**Information provided**.

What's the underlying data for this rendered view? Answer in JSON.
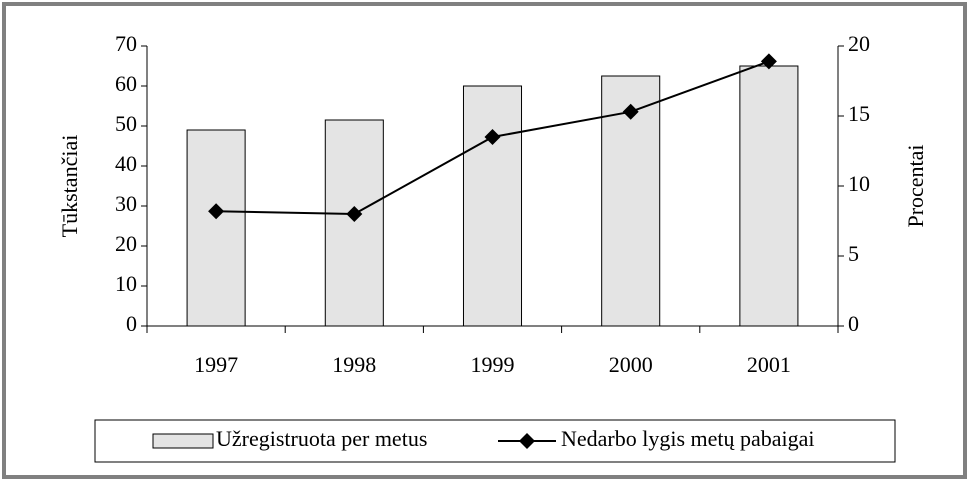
{
  "chart_data": {
    "type": "bar",
    "categories": [
      "1997",
      "1998",
      "1999",
      "2000",
      "2001"
    ],
    "series": [
      {
        "name": "Užregistruota per metus",
        "color": "#e4e4e4",
        "values": [
          49,
          51.5,
          60,
          62.5,
          65
        ]
      },
      {
        "name": "Nedarbo lygis metų pabaigai",
        "color": "#000000",
        "type": "line",
        "axis": "y2",
        "values": [
          8.2,
          8.0,
          13.5,
          15.3,
          18.9
        ]
      }
    ],
    "ylabel": "Tūkstančiai",
    "y2label": "Procentai",
    "ylim": [
      0,
      70
    ],
    "yticks": [
      0,
      10,
      20,
      30,
      40,
      50,
      60,
      70
    ],
    "y2lim": [
      0,
      20
    ],
    "y2ticks": [
      0,
      5,
      10,
      15,
      20
    ]
  }
}
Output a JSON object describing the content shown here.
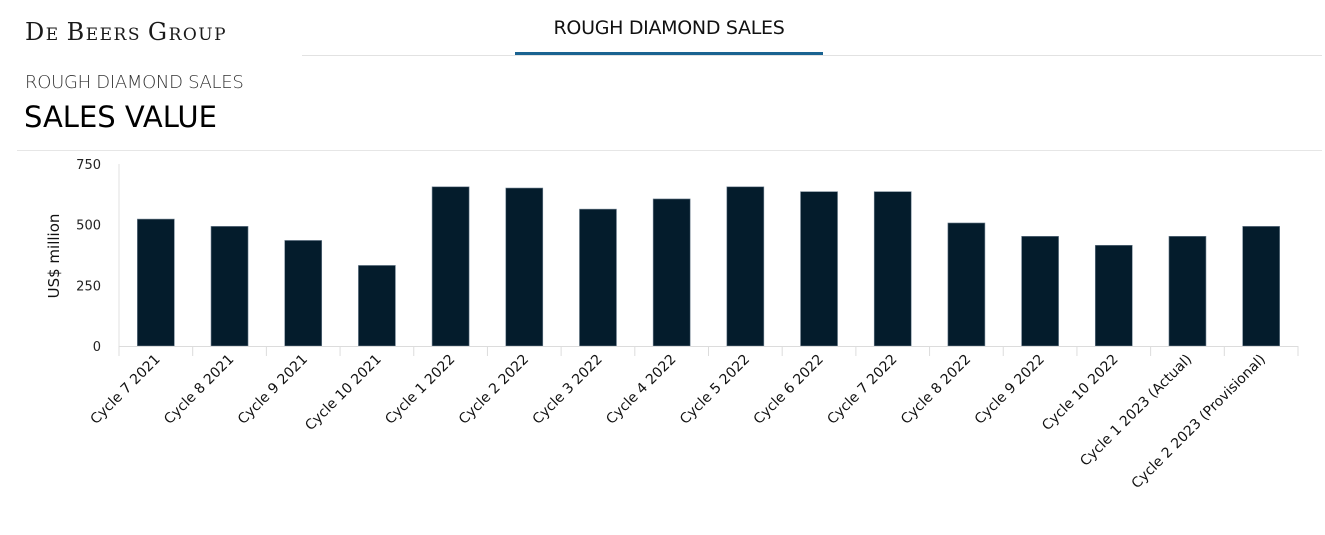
{
  "header": {
    "logo_text": "De Beers Group",
    "logo_parts": [
      "D",
      "E ",
      "B",
      "EERS ",
      "G",
      "ROUP"
    ],
    "tabs": [
      {
        "label": "ROUGH DIAMOND SALES",
        "active": true
      }
    ],
    "accent_color": "#1a6391"
  },
  "page": {
    "subtitle": "ROUGH DIAMOND SALES",
    "title": "SALES VALUE"
  },
  "chart_data": {
    "type": "bar",
    "title": "SALES VALUE",
    "xlabel": "",
    "ylabel": "US$ million",
    "ylim": [
      0,
      750
    ],
    "yticks": [
      0,
      250,
      500,
      750
    ],
    "grid": false,
    "legend": null,
    "bar_color": "#041c2c",
    "categories": [
      "Cycle 7 2021",
      "Cycle 8 2021",
      "Cycle 9 2021",
      "Cycle 10 2021",
      "Cycle 1 2022",
      "Cycle 2 2022",
      "Cycle 3 2022",
      "Cycle 4 2022",
      "Cycle 5 2022",
      "Cycle 6 2022",
      "Cycle 7 2022",
      "Cycle 8 2022",
      "Cycle 9 2022",
      "Cycle 10 2022",
      "Cycle 1 2023 (Actual)",
      "Cycle 2 2023 (Provisional)"
    ],
    "values": [
      523,
      493,
      435,
      332,
      656,
      651,
      564,
      606,
      656,
      636,
      636,
      507,
      452,
      415,
      452,
      493
    ]
  }
}
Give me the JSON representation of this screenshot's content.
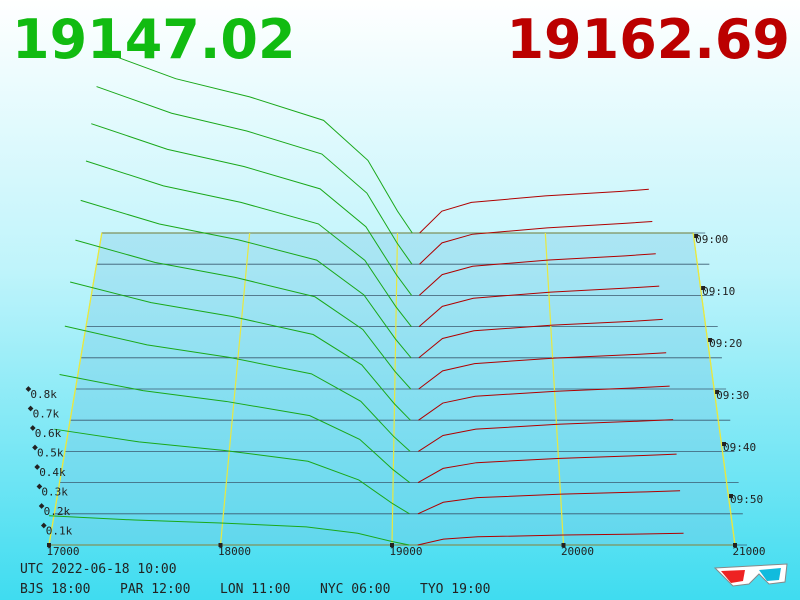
{
  "chart_data": {
    "type": "depth3d",
    "bid_price": 19147.02,
    "ask_price": 19162.69,
    "bid_color": "#1aa81a",
    "ask_color": "#b00000",
    "xlim": [
      17000,
      21000
    ],
    "xticks": [
      17000,
      18000,
      19000,
      20000,
      21000
    ],
    "tlim": [
      0,
      60
    ],
    "tticks": [
      {
        "value": 0,
        "label": "09:00"
      },
      {
        "value": 10,
        "label": "09:10"
      },
      {
        "value": 20,
        "label": "09:20"
      },
      {
        "value": 30,
        "label": "09:30"
      },
      {
        "value": 40,
        "label": "09:40"
      },
      {
        "value": 50,
        "label": "09:50"
      }
    ],
    "yticks": [
      {
        "value": 100,
        "label": "0.1k"
      },
      {
        "value": 200,
        "label": "0.2k"
      },
      {
        "value": 300,
        "label": "0.3k"
      },
      {
        "value": 400,
        "label": "0.4k"
      },
      {
        "value": 500,
        "label": "0.5k"
      },
      {
        "value": 600,
        "label": "0.6k"
      },
      {
        "value": 700,
        "label": "0.7k"
      },
      {
        "value": 800,
        "label": "0.8k"
      }
    ],
    "bid_prices": [
      17000,
      17500,
      18000,
      18500,
      18800,
      19000,
      19100
    ],
    "ask_prices": [
      19150,
      19300,
      19500,
      20000,
      20500,
      20700
    ],
    "snapshots": [
      {
        "t": 0,
        "bid": [
          1080,
          918,
          810,
          670,
          432,
          130,
          0
        ],
        "ask": [
          0,
          130,
          182,
          221,
          247,
          260
        ]
      },
      {
        "t": 6,
        "bid": [
          1040,
          884,
          780,
          645,
          416,
          125,
          0
        ],
        "ask": [
          0,
          125,
          175,
          213,
          238,
          250
        ]
      },
      {
        "t": 12,
        "bid": [
          990,
          842,
          743,
          614,
          396,
          119,
          0
        ],
        "ask": [
          0,
          120,
          168,
          204,
          228,
          240
        ]
      },
      {
        "t": 18,
        "bid": [
          940,
          799,
          705,
          583,
          376,
          113,
          0
        ],
        "ask": [
          0,
          115,
          161,
          196,
          219,
          230
        ]
      },
      {
        "t": 24,
        "bid": [
          880,
          748,
          660,
          546,
          352,
          106,
          0
        ],
        "ask": [
          0,
          108,
          151,
          183,
          204,
          215
        ]
      },
      {
        "t": 30,
        "bid": [
          820,
          697,
          615,
          508,
          328,
          98,
          0
        ],
        "ask": [
          0,
          100,
          140,
          170,
          190,
          200
        ]
      },
      {
        "t": 36,
        "bid": [
          750,
          638,
          563,
          465,
          300,
          90,
          0
        ],
        "ask": [
          0,
          93,
          130,
          157,
          176,
          185
        ]
      },
      {
        "t": 42,
        "bid": [
          670,
          570,
          503,
          415,
          268,
          80,
          0
        ],
        "ask": [
          0,
          85,
          119,
          145,
          162,
          170
        ]
      },
      {
        "t": 48,
        "bid": [
          570,
          485,
          428,
          353,
          228,
          68,
          0
        ],
        "ask": [
          0,
          75,
          105,
          128,
          143,
          150
        ]
      },
      {
        "t": 54,
        "bid": [
          440,
          374,
          330,
          273,
          176,
          53,
          0
        ],
        "ask": [
          0,
          60,
          84,
          102,
          114,
          120
        ]
      },
      {
        "t": 60,
        "bid": [
          150,
          128,
          113,
          93,
          60,
          18,
          0
        ],
        "ask": [
          0,
          30,
          42,
          51,
          57,
          60
        ]
      }
    ],
    "footer": {
      "utc": "UTC 2022-06-18 10:00",
      "zones": [
        "BJS 18:00",
        "PAR 12:00",
        "LON 11:00",
        "NYC 06:00",
        "TYO 19:00"
      ]
    }
  }
}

**Problem to work on**.
In the entries above, how many lines hold the word "this"? State the number and nothing else.

**Exercise output**.
2